* Start Data supplied *

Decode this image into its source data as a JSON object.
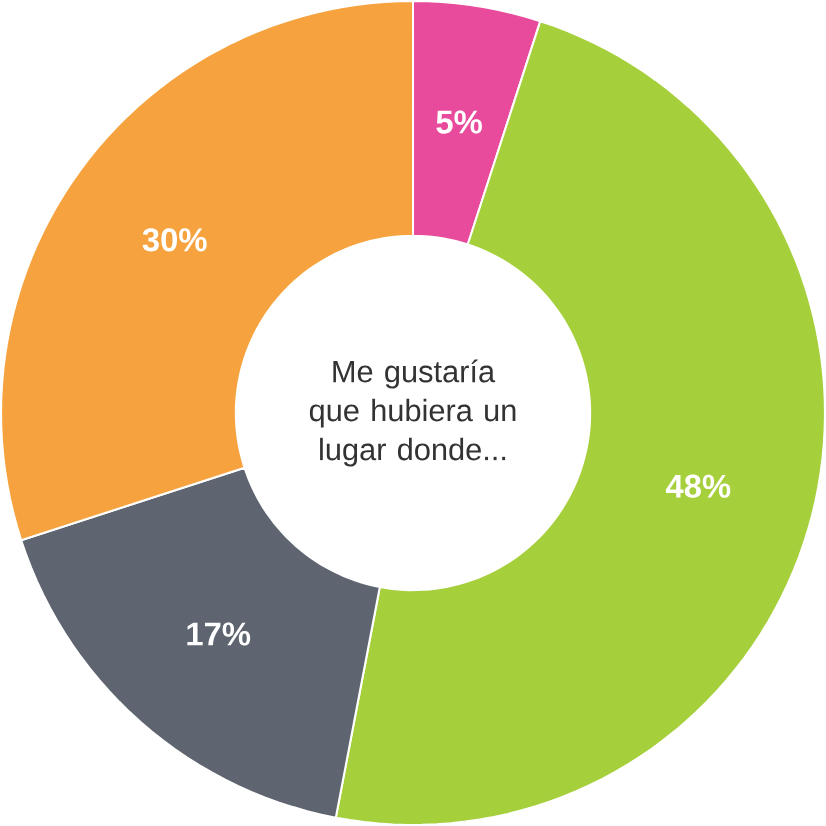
{
  "chart_data": {
    "type": "donut",
    "title": "Me gustaría que hubiera un lugar donde...",
    "categories": [
      null,
      null,
      null,
      null
    ],
    "values": [
      5,
      48,
      17,
      30
    ],
    "colors": [
      "#e84a9c",
      "#a6cf3c",
      "#5e6570",
      "#f6a33f"
    ],
    "value_labels": [
      "5%",
      "48%",
      "17%",
      "30%"
    ]
  }
}
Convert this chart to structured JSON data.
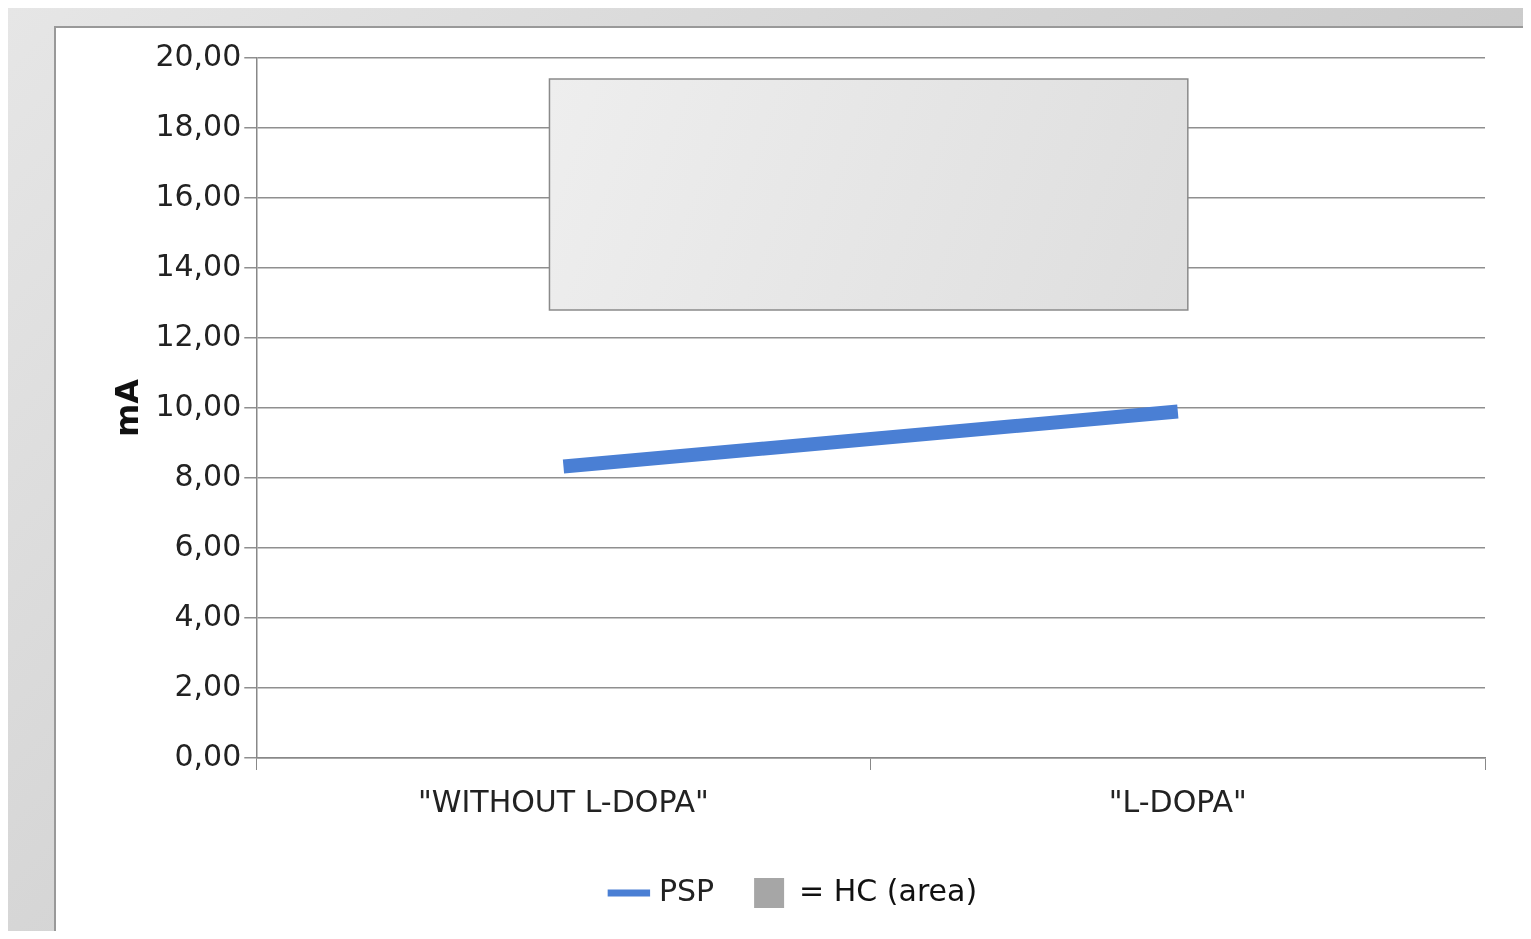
{
  "chart_data": {
    "type": "line",
    "ylabel": "mA",
    "categories": [
      "\"WITHOUT L-DOPA\"",
      "\"L-DOPA\""
    ],
    "series": [
      {
        "name": "PSP",
        "color": "#4a7fd4",
        "values": [
          8.33,
          9.9
        ]
      }
    ],
    "bands": [
      {
        "axis": "y",
        "from": 12.8,
        "to": 19.4,
        "label": "= HC (area)",
        "color": "#dedede"
      }
    ],
    "ylim": [
      0,
      20
    ],
    "yticks": [
      {
        "value": 0,
        "label": "0,00"
      },
      {
        "value": 2,
        "label": "2,00"
      },
      {
        "value": 4,
        "label": "4,00"
      },
      {
        "value": 6,
        "label": "6,00"
      },
      {
        "value": 8,
        "label": "8,00"
      },
      {
        "value": 10,
        "label": "10,00"
      },
      {
        "value": 12,
        "label": "12,00"
      },
      {
        "value": 14,
        "label": "14,00"
      },
      {
        "value": 16,
        "label": "16,00"
      },
      {
        "value": 18,
        "label": "18,00"
      },
      {
        "value": 20,
        "label": "20,00"
      }
    ],
    "grid": "y",
    "legend": "bottom",
    "marker": "none",
    "line_style": "solid"
  }
}
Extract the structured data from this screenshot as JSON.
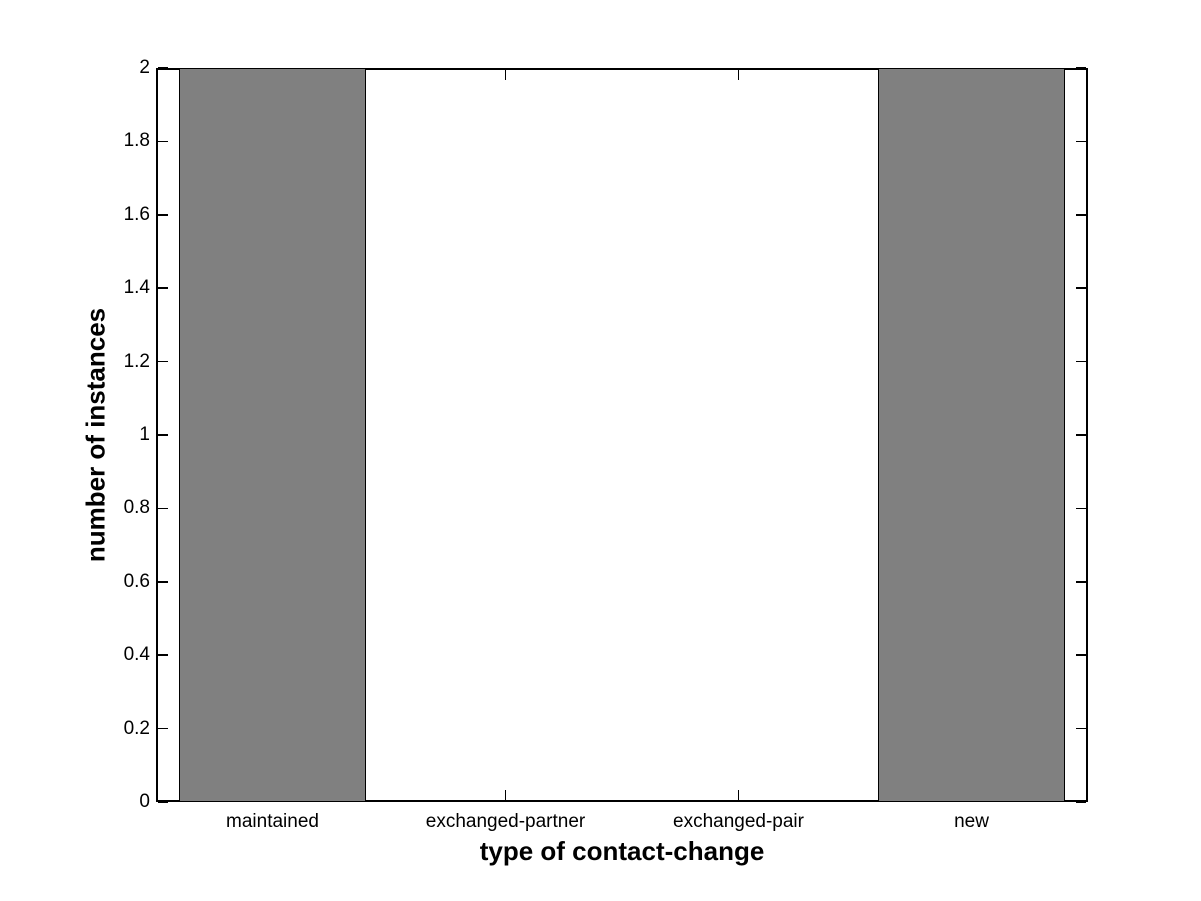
{
  "chart_data": {
    "type": "bar",
    "title": "",
    "xlabel": "type of contact-change",
    "ylabel": "number of instances",
    "categories": [
      "maintained",
      "exchanged-partner",
      "exchanged-pair",
      "new"
    ],
    "values": [
      2,
      0,
      0,
      2
    ],
    "ylim": [
      0,
      2
    ],
    "yticks": [
      0,
      0.2,
      0.4,
      0.6,
      0.8,
      1,
      1.2,
      1.4,
      1.6,
      1.8,
      2
    ],
    "ytick_labels": [
      "0",
      "0.2",
      "0.4",
      "0.6",
      "0.8",
      "1",
      "1.2",
      "1.4",
      "1.6",
      "1.8",
      "2"
    ],
    "bar_width_fraction": 0.8,
    "bar_fill": "#808080",
    "bar_edge": "#000000",
    "axis_color": "#000000",
    "background": "#ffffff",
    "grid": false,
    "legend": null,
    "tick_direction": "in",
    "box": true
  }
}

* End Data supplied *

Problem to work on:
Copy each line of the records containing the string "title".

Reply to the exercise:
    "title": "Me gustaría que hubiera un lugar donde...",
    "title": "",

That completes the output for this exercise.